Collected data

==*==

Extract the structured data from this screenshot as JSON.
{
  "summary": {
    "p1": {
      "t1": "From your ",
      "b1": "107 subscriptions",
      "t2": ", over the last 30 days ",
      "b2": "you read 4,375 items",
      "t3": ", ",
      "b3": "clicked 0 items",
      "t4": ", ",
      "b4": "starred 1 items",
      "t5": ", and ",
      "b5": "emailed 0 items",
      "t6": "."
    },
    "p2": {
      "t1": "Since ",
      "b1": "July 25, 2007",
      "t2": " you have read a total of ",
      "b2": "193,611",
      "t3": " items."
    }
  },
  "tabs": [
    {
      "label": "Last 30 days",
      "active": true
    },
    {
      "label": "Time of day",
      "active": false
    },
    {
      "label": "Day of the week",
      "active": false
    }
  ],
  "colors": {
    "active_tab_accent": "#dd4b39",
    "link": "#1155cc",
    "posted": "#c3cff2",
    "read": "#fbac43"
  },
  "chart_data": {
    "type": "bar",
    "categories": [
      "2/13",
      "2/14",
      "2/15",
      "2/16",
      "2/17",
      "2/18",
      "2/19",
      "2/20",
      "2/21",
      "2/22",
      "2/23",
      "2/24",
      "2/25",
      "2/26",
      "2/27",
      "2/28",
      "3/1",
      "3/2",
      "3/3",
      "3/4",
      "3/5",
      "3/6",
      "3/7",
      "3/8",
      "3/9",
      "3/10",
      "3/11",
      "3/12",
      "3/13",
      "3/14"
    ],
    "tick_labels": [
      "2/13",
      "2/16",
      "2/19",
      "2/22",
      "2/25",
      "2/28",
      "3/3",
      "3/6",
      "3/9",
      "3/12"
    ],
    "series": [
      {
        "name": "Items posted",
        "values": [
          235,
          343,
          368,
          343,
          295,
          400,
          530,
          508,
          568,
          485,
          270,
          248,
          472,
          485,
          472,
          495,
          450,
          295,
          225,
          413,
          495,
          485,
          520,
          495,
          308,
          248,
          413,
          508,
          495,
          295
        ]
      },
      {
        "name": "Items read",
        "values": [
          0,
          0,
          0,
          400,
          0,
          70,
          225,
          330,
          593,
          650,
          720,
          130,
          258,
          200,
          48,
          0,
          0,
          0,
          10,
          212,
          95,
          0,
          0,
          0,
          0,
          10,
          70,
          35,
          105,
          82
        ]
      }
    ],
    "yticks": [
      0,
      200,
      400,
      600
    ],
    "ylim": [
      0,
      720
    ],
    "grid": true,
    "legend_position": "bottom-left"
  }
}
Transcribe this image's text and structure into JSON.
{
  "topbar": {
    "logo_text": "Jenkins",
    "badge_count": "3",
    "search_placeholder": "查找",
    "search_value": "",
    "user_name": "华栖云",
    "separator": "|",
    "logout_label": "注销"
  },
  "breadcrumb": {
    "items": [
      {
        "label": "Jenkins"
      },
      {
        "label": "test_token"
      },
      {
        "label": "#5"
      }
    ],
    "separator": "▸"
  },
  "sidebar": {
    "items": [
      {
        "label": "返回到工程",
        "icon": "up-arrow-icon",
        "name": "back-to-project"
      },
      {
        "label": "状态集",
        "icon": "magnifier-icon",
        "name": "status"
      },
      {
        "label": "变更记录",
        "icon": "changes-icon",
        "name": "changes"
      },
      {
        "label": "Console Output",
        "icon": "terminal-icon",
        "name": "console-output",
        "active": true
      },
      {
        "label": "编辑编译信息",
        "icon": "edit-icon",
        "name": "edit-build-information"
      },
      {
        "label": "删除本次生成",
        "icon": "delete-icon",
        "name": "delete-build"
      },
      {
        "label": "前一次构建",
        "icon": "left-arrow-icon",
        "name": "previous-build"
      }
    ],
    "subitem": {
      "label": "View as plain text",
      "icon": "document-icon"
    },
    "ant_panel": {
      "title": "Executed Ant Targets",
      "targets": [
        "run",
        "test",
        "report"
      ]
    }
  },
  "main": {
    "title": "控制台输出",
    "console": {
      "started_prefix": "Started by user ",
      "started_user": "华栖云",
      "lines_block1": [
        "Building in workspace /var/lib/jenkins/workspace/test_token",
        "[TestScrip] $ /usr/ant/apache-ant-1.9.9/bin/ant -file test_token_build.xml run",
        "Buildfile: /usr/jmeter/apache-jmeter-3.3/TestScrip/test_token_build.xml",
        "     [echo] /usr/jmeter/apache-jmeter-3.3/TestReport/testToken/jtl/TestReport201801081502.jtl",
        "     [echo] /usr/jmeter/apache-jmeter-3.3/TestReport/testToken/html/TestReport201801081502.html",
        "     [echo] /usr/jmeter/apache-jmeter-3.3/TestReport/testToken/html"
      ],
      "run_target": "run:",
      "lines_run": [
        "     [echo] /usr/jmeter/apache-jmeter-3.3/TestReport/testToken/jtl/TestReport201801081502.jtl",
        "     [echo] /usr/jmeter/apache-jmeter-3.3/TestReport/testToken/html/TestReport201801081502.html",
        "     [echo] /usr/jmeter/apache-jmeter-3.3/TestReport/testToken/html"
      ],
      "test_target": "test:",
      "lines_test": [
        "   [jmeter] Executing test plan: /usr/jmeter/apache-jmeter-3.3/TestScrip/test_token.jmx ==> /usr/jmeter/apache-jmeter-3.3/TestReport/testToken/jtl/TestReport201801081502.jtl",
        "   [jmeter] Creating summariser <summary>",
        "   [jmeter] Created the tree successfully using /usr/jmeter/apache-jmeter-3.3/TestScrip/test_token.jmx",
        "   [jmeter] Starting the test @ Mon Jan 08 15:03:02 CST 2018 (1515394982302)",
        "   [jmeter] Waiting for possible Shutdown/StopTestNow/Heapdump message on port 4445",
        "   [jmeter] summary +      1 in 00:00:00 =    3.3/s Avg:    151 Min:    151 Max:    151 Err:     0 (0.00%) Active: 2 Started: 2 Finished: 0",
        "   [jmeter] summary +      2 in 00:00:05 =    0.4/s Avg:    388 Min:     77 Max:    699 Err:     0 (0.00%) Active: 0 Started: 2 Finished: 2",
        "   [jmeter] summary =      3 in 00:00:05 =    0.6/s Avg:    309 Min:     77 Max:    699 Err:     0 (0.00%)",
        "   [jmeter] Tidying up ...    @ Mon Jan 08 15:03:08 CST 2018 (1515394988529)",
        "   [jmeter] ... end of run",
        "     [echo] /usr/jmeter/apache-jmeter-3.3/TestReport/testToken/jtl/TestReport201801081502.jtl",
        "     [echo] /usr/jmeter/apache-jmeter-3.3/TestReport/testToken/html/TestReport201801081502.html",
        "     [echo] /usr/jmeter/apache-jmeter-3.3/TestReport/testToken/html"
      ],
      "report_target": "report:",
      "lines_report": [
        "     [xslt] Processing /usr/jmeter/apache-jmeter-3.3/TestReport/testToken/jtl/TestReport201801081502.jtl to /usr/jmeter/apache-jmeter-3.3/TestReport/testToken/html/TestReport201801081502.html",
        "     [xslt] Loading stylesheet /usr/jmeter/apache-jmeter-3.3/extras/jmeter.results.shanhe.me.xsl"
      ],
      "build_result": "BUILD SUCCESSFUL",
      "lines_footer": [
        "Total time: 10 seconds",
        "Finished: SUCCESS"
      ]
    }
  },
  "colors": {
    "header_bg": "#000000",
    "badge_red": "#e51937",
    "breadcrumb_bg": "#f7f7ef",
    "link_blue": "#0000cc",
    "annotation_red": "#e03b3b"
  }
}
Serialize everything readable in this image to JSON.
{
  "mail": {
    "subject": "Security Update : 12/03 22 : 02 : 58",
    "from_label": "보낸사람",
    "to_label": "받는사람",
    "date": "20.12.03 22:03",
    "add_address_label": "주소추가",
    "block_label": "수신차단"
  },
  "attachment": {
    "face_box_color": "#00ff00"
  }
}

==*==

WHAT IS BEING ASKED »
Tally up how many lines in the preceding listing contain the word "xslt". Give nothing but the number.

EXERCISE OUTPUT »
2